- Exercise instructions -
Repeat all of the material exactly as given.

- - - - - - -

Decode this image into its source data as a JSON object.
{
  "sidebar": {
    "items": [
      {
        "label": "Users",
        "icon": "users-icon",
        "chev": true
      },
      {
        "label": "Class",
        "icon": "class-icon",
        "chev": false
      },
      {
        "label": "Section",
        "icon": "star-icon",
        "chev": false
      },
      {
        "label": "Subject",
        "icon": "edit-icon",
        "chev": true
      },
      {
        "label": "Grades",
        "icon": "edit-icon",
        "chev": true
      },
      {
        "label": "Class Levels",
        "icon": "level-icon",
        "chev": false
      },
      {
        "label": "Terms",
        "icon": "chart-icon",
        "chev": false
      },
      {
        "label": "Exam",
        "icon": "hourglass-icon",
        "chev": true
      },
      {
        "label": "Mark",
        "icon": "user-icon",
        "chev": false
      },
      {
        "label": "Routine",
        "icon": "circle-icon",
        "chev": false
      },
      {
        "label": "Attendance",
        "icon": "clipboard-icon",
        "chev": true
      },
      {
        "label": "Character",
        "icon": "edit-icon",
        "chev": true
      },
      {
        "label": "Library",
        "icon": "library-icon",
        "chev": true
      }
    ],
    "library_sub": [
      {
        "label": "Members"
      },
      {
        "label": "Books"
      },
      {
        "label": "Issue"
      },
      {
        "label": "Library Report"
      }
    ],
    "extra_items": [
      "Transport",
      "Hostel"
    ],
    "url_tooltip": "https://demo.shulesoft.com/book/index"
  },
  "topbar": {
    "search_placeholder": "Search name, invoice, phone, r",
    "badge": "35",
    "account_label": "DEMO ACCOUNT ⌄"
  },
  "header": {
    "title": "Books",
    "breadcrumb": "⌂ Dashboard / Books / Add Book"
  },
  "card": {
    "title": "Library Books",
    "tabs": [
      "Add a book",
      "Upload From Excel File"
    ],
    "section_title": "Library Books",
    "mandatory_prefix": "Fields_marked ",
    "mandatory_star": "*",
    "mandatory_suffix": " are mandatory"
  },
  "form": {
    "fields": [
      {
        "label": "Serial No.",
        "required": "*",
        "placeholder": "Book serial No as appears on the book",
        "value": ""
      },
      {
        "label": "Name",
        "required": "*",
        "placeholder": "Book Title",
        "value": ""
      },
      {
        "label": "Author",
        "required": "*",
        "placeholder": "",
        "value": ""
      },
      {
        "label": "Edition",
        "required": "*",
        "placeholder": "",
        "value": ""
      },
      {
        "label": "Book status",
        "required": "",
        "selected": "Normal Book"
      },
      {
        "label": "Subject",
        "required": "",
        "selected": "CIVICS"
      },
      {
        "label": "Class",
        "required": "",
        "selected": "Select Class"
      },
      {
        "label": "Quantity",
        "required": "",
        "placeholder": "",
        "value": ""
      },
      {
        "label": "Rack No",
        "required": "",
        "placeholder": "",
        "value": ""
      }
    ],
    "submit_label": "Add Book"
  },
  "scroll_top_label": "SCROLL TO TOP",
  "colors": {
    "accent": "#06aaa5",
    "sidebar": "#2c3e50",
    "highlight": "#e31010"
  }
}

- - - - - - -

- Written solution -
Decode this image into its source data as a JSON object.
{
  "sidebar": {
    "items": [
      {
        "label": "Users",
        "icon": "users-icon",
        "chev": true
      },
      {
        "label": "Class",
        "icon": "class-icon",
        "chev": false
      },
      {
        "label": "Section",
        "icon": "star-icon",
        "chev": false
      },
      {
        "label": "Subject",
        "icon": "edit-icon",
        "chev": true
      },
      {
        "label": "Grades",
        "icon": "edit-icon",
        "chev": true
      },
      {
        "label": "Class Levels",
        "icon": "level-icon",
        "chev": false
      },
      {
        "label": "Terms",
        "icon": "chart-icon",
        "chev": false
      },
      {
        "label": "Exam",
        "icon": "hourglass-icon",
        "chev": true
      },
      {
        "label": "Mark",
        "icon": "user-icon",
        "chev": false
      },
      {
        "label": "Routine",
        "icon": "circle-icon",
        "chev": false
      },
      {
        "label": "Attendance",
        "icon": "clipboard-icon",
        "chev": true
      },
      {
        "label": "Character",
        "icon": "edit-icon",
        "chev": true
      },
      {
        "label": "Library",
        "icon": "library-icon",
        "chev": true
      }
    ],
    "library_sub": [
      {
        "label": "Members"
      },
      {
        "label": "Books"
      },
      {
        "label": "Issue"
      },
      {
        "label": "Library Report"
      }
    ],
    "extra_items": [
      "Transport",
      "Hostel"
    ],
    "url_tooltip": "https://demo.shulesoft.com/book/index"
  },
  "topbar": {
    "search_placeholder": "Search name, invoice, phone, r",
    "badge": "35",
    "account_label": "DEMO ACCOUNT ⌄"
  },
  "header": {
    "title": "Books",
    "breadcrumb": "⌂ Dashboard / Books / Add Book"
  },
  "card": {
    "title": "Library Books",
    "tabs": [
      "Add a book",
      "Upload From Excel File"
    ],
    "section_title": "Library Books",
    "mandatory_prefix": "Fields_marked ",
    "mandatory_star": "*",
    "mandatory_suffix": " are mandatory"
  },
  "form": {
    "fields": [
      {
        "label": "Serial No.",
        "required": "*",
        "placeholder": "Book serial No as appears on the book",
        "value": ""
      },
      {
        "label": "Name",
        "required": "*",
        "placeholder": "Book Title",
        "value": ""
      },
      {
        "label": "Author",
        "required": "*",
        "placeholder": "",
        "value": ""
      },
      {
        "label": "Edition",
        "required": "*",
        "placeholder": "",
        "value": ""
      },
      {
        "label": "Book status",
        "required": "",
        "selected": "Normal Book"
      },
      {
        "label": "Subject",
        "required": "",
        "selected": "CIVICS"
      },
      {
        "label": "Class",
        "required": "",
        "selected": "Select Class"
      },
      {
        "label": "Quantity",
        "required": "",
        "placeholder": "",
        "value": ""
      },
      {
        "label": "Rack No",
        "required": "",
        "placeholder": "",
        "value": ""
      }
    ],
    "submit_label": "Add Book"
  },
  "scroll_top_label": "SCROLL TO TOP",
  "colors": {
    "accent": "#06aaa5",
    "sidebar": "#2c3e50",
    "highlight": "#e31010"
  }
}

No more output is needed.